[Stored records]
□ □ □ □

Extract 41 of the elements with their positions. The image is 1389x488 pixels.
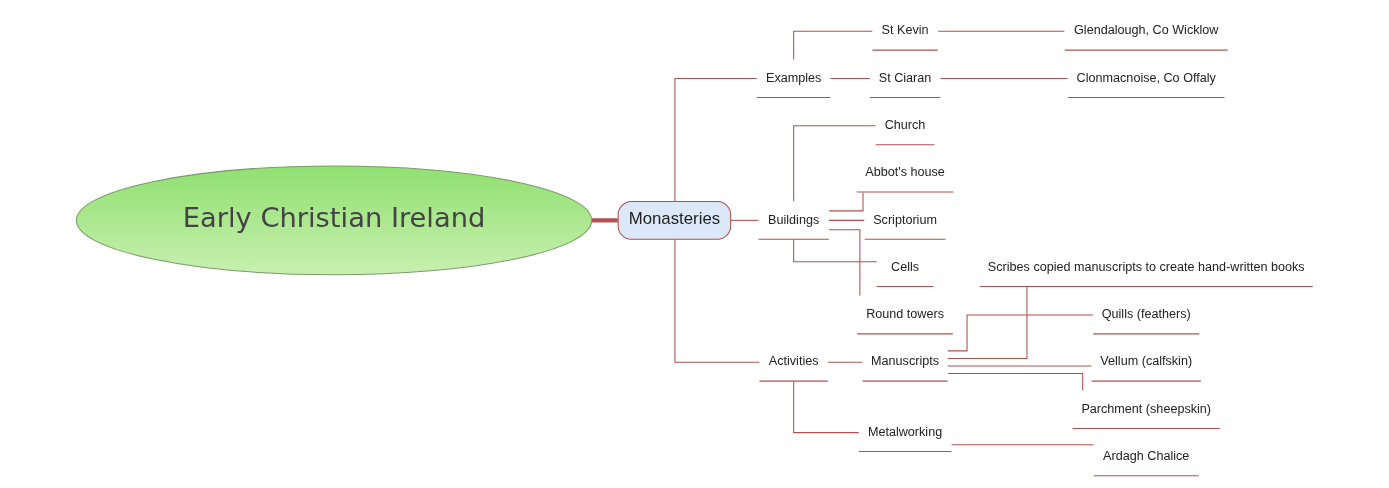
connector (951, 444, 1095, 446)
connector (947, 365, 1092, 367)
connector (674, 238, 760, 363)
node-text: Vellum (calfskin) (1100, 354, 1193, 369)
node-text: Metalworking (867, 424, 943, 439)
connector (793, 380, 860, 434)
node-text: Cells (891, 259, 920, 274)
connector (730, 219, 759, 221)
node-text: Church (884, 118, 926, 133)
node-text: Quills (feathers) (1101, 307, 1191, 322)
connector (793, 30, 873, 61)
connector (828, 191, 864, 212)
node-text: St Ciaran (878, 70, 932, 85)
connector (828, 229, 861, 297)
connector (828, 219, 865, 221)
connector (947, 286, 1028, 359)
connector (947, 314, 1094, 352)
node-text: Abbot's house (865, 165, 945, 180)
connector (940, 77, 1069, 79)
connector (674, 77, 758, 202)
node-text: Examples (765, 70, 822, 85)
node-ellipse: Early Christian Ireland (75, 165, 593, 276)
node-text: Parchment (sheepskin) (1081, 401, 1212, 416)
connector (829, 77, 871, 79)
node-text: Round towers (866, 307, 944, 322)
node-text: Manuscripts (871, 354, 940, 369)
node-text: St Kevin (881, 23, 929, 38)
connector (827, 361, 863, 363)
node-box: Monasteries (617, 200, 732, 240)
connector (592, 218, 618, 223)
node-text: Ardagh Chalice (1103, 449, 1190, 464)
connector (937, 30, 1065, 32)
node-text: Scribes copied manuscripts to create hand-written books (987, 259, 1305, 274)
connector (793, 125, 877, 202)
node-text: Clonmacnoise, Co Offaly (1076, 70, 1216, 85)
connector (793, 239, 878, 263)
node-text: Activities (768, 354, 819, 369)
node-text: Scriptorium (873, 212, 937, 227)
node-text: Glendalough, Co Wicklow (1074, 23, 1219, 38)
node-text: Buildings (768, 212, 820, 227)
connector (947, 373, 1084, 391)
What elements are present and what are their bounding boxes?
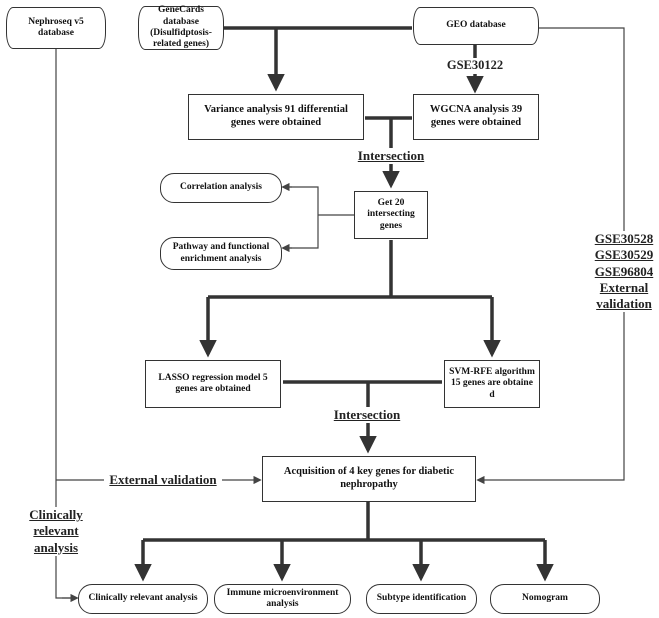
node-nomogram: Nomogram [490,584,600,614]
label-gse-external-stack: GSE30528 GSE30529 GSE96804 External vali… [588,231,659,313]
node-correlation-analysis: Correlation analysis [160,173,282,203]
label-external-validation-left: External validation [104,472,222,489]
label-gse30122: GSE30122 [440,58,510,74]
node-subtype-identification: Subtype identification [366,584,477,614]
node-immune-microenvironment: Immune microenvironment analysis [214,584,351,614]
label-clinically-relevant-analysis: Clinically relevant analysis [24,507,88,556]
label-validation: validation [588,296,659,313]
node-get-20-genes: Get 20 intersecting genes [354,191,428,239]
node-wgcna-analysis: WGCNA analysis 39 genes were obtained [413,94,539,140]
node-pathway-enrichment: Pathway and functional enrichment analys… [160,237,282,270]
line-get20-branch [288,186,354,249]
node-clinical-analysis-output: Clinically relevant analysis [78,584,208,614]
label-gse30529: GSE30529 [588,247,659,264]
label-intersection-2: Intersection [326,407,408,424]
label-intersection-1: Intersection [350,148,432,165]
node-svm-rfe: SVM-RFE algorithm 15 genes are obtaine d [444,360,540,408]
node-lasso-regression: LASSO regression model 5 genes are obtai… [145,360,281,408]
label-gse96804: GSE96804 [588,263,659,280]
label-external: External [588,279,659,296]
node-genecards: GeneCards database (Disulfidptosis-relat… [138,5,224,50]
node-geo: GEO database [413,7,539,45]
label-gse30528: GSE30528 [588,231,659,248]
node-nephroseq: Nephroseq v5 database [6,7,106,49]
node-acquisition-key-genes: Acquisition of 4 key genes for diabetic … [262,456,476,502]
node-variance-analysis: Variance analysis 91 differential genes … [188,94,364,140]
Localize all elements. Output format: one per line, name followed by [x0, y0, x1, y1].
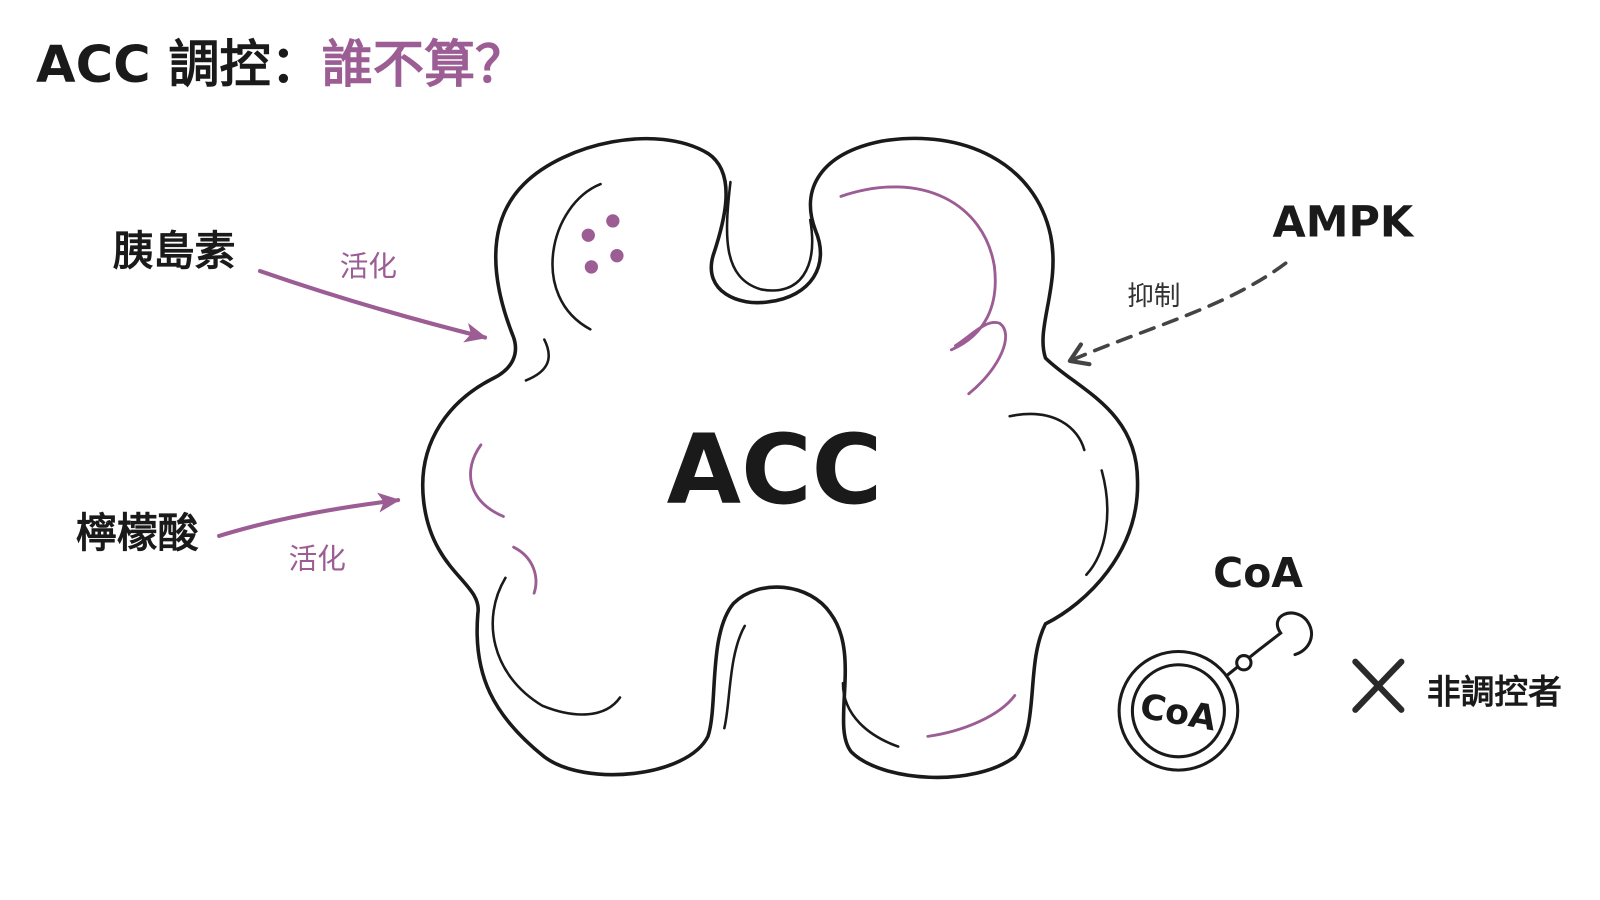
binding-site-dot: [581, 228, 595, 242]
page-title: ACC 調控：誰不算？: [36, 36, 526, 95]
binding-site-dot: [584, 260, 599, 274]
sketch-line: [1085, 469, 1109, 577]
effect-label: 抑制: [1127, 281, 1180, 312]
sketch-line: [551, 182, 602, 331]
regulator-name: 胰島素: [113, 227, 236, 275]
activation-arrow: [217, 492, 401, 538]
binding-site-dot: [610, 249, 624, 263]
sketch-line: [841, 681, 900, 748]
sketch-line: [524, 338, 550, 382]
effect-label: 活化: [340, 249, 397, 283]
acc-enzyme: ACC: [420, 136, 1140, 780]
sketch-line-accent: [954, 321, 1007, 396]
regulator-citrate: 檸檬酸 活化: [76, 492, 401, 576]
coin-hook: [1225, 611, 1313, 677]
regulator-name: AMPK: [1273, 197, 1415, 247]
x-mark-icon: [1352, 658, 1405, 713]
coin-with-hook-icon: CoA: [1117, 611, 1313, 772]
regulator-ampk: AMPK 抑制: [1067, 197, 1415, 367]
binding-site-dot: [606, 214, 620, 228]
sketch-line: [491, 576, 622, 716]
sketch-line-accent: [469, 443, 505, 518]
sketch-line: [1008, 412, 1086, 452]
regulator-name: 檸檬酸: [76, 509, 199, 557]
title-main: ACC 調控：: [36, 36, 322, 95]
sketch-line-accent: [512, 545, 538, 595]
sketch-line: [723, 624, 747, 730]
effect-label: 活化: [289, 542, 346, 576]
non-regulator-coa: CoA CoA 非調控者: [1117, 549, 1562, 772]
inhibition-arrow: [1067, 259, 1291, 367]
coin-face: [1130, 663, 1226, 759]
sketch-line-accent: [926, 694, 1017, 738]
coin-bead: [1235, 654, 1253, 672]
acc-outline: [420, 136, 1140, 780]
verdict-label: 非調控者: [1427, 673, 1562, 712]
title-highlight: 誰不算？: [322, 36, 527, 95]
coa-name: CoA: [1213, 549, 1303, 597]
sketch-line: [725, 180, 814, 292]
activation-arrow: [257, 268, 488, 343]
regulator-insulin: 胰島素 活化: [113, 227, 488, 343]
acc-label: ACC: [667, 414, 882, 526]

□ □ □ □

## TASK
Set down every entry above exactly as written, but skip the pictures.

## OUTPUT FOR THIS TASK
Extract 41 of the elements with their positions. The image is 1389x488 pixels.
connector (951, 444, 1095, 446)
connector (947, 365, 1092, 367)
connector (674, 238, 760, 363)
node-text: Vellum (calfskin) (1100, 354, 1193, 369)
node-text: Metalworking (867, 424, 943, 439)
connector (793, 380, 860, 434)
node-text: Cells (891, 259, 920, 274)
connector (730, 219, 759, 221)
node-text: Church (884, 118, 926, 133)
node-text: Quills (feathers) (1101, 307, 1191, 322)
connector (793, 30, 873, 61)
connector (828, 191, 864, 212)
node-text: St Ciaran (878, 70, 932, 85)
connector (828, 229, 861, 297)
connector (828, 219, 865, 221)
connector (947, 286, 1028, 359)
connector (947, 314, 1094, 352)
node-text: Abbot's house (865, 165, 945, 180)
connector (940, 77, 1069, 79)
connector (674, 77, 758, 202)
node-text: Examples (765, 70, 822, 85)
node-ellipse: Early Christian Ireland (75, 165, 593, 276)
node-text: Parchment (sheepskin) (1081, 401, 1212, 416)
connector (829, 77, 871, 79)
node-text: Round towers (866, 307, 944, 322)
node-text: Manuscripts (871, 354, 940, 369)
node-text: St Kevin (881, 23, 929, 38)
connector (827, 361, 863, 363)
node-box: Monasteries (617, 200, 732, 240)
connector (592, 218, 618, 223)
node-text: Ardagh Chalice (1103, 449, 1190, 464)
connector (937, 30, 1065, 32)
node-text: Scribes copied manuscripts to create hand-written books (987, 259, 1305, 274)
connector (793, 125, 877, 202)
node-text: Clonmacnoise, Co Offaly (1076, 70, 1216, 85)
connector (793, 239, 878, 263)
node-text: Activities (768, 354, 819, 369)
node-text: Scriptorium (873, 212, 937, 227)
node-text: Glendalough, Co Wicklow (1074, 23, 1219, 38)
node-text: Buildings (768, 212, 820, 227)
connector (947, 373, 1084, 391)
What elements are present and what are their bounding boxes?
node-nomogram: Nomogram [490,584,600,614]
label-gse-external-stack: GSE30528 GSE30529 GSE96804 External vali… [588,231,659,313]
node-correlation-analysis: Correlation analysis [160,173,282,203]
label-external-validation-left: External validation [104,472,222,489]
label-gse30122: GSE30122 [440,58,510,74]
node-subtype-identification: Subtype identification [366,584,477,614]
node-immune-microenvironment: Immune microenvironment analysis [214,584,351,614]
label-clinically-relevant-analysis: Clinically relevant analysis [24,507,88,556]
label-validation: validation [588,296,659,313]
node-get-20-genes: Get 20 intersecting genes [354,191,428,239]
node-wgcna-analysis: WGCNA analysis 39 genes were obtained [413,94,539,140]
node-pathway-enrichment: Pathway and functional enrichment analys… [160,237,282,270]
line-get20-branch [288,186,354,249]
node-clinical-analysis-output: Clinically relevant analysis [78,584,208,614]
label-gse30529: GSE30529 [588,247,659,264]
label-intersection-2: Intersection [326,407,408,424]
label-intersection-1: Intersection [350,148,432,165]
node-svm-rfe: SVM-RFE algorithm 15 genes are obtaine d [444,360,540,408]
node-lasso-regression: LASSO regression model 5 genes are obtai… [145,360,281,408]
label-gse96804: GSE96804 [588,263,659,280]
label-external: External [588,279,659,296]
node-genecards: GeneCards database (Disulfidptosis-relat… [138,5,224,50]
node-geo: GEO database [413,7,539,45]
label-gse30528: GSE30528 [588,231,659,248]
node-nephroseq: Nephroseq v5 database [6,7,106,49]
node-acquisition-key-genes: Acquisition of 4 key genes for diabetic … [262,456,476,502]
node-variance-analysis: Variance analysis 91 differential genes … [188,94,364,140]
Localize all elements. Output format: one per line, name followed by [x0, y0, x1, y1].
binding-site-dot: [581, 228, 595, 242]
page-title: ACC 調控：誰不算？: [36, 36, 526, 95]
binding-site-dot: [584, 260, 599, 274]
sketch-line: [1085, 469, 1109, 577]
effect-label: 抑制: [1127, 281, 1180, 312]
sketch-line: [551, 182, 602, 331]
regulator-name: 胰島素: [113, 227, 236, 275]
activation-arrow: [217, 492, 401, 538]
binding-site-dot: [610, 249, 624, 263]
sketch-line: [841, 681, 900, 748]
sketch-line: [524, 338, 550, 382]
effect-label: 活化: [340, 249, 397, 283]
acc-enzyme: ACC: [420, 136, 1140, 780]
sketch-line-accent: [954, 321, 1007, 396]
regulator-citrate: 檸檬酸 活化: [76, 492, 401, 576]
coin-hook: [1225, 611, 1313, 677]
regulator-name: AMPK: [1273, 197, 1415, 247]
x-mark-icon: [1352, 658, 1405, 713]
coin-with-hook-icon: CoA: [1117, 611, 1313, 772]
regulator-ampk: AMPK 抑制: [1067, 197, 1415, 367]
binding-site-dot: [606, 214, 620, 228]
sketch-line: [491, 576, 622, 716]
sketch-line-accent: [469, 443, 505, 518]
sketch-line: [1008, 412, 1086, 452]
regulator-name: 檸檬酸: [76, 509, 199, 557]
title-main: ACC 調控：: [36, 36, 322, 95]
sketch-line-accent: [512, 545, 538, 595]
sketch-line: [723, 624, 747, 730]
effect-label: 活化: [289, 542, 346, 576]
non-regulator-coa: CoA CoA 非調控者: [1117, 549, 1562, 772]
inhibition-arrow: [1067, 259, 1291, 367]
coin-face: [1130, 663, 1226, 759]
sketch-line-accent: [926, 694, 1017, 738]
coin-bead: [1235, 654, 1253, 672]
acc-outline: [420, 136, 1140, 780]
verdict-label: 非調控者: [1427, 673, 1562, 712]
title-highlight: 誰不算？: [322, 36, 527, 95]
coa-name: CoA: [1213, 549, 1303, 597]
sketch-line: [725, 180, 814, 292]
activation-arrow: [257, 268, 488, 343]
regulator-insulin: 胰島素 活化: [113, 227, 488, 343]
acc-label: ACC: [667, 414, 882, 526]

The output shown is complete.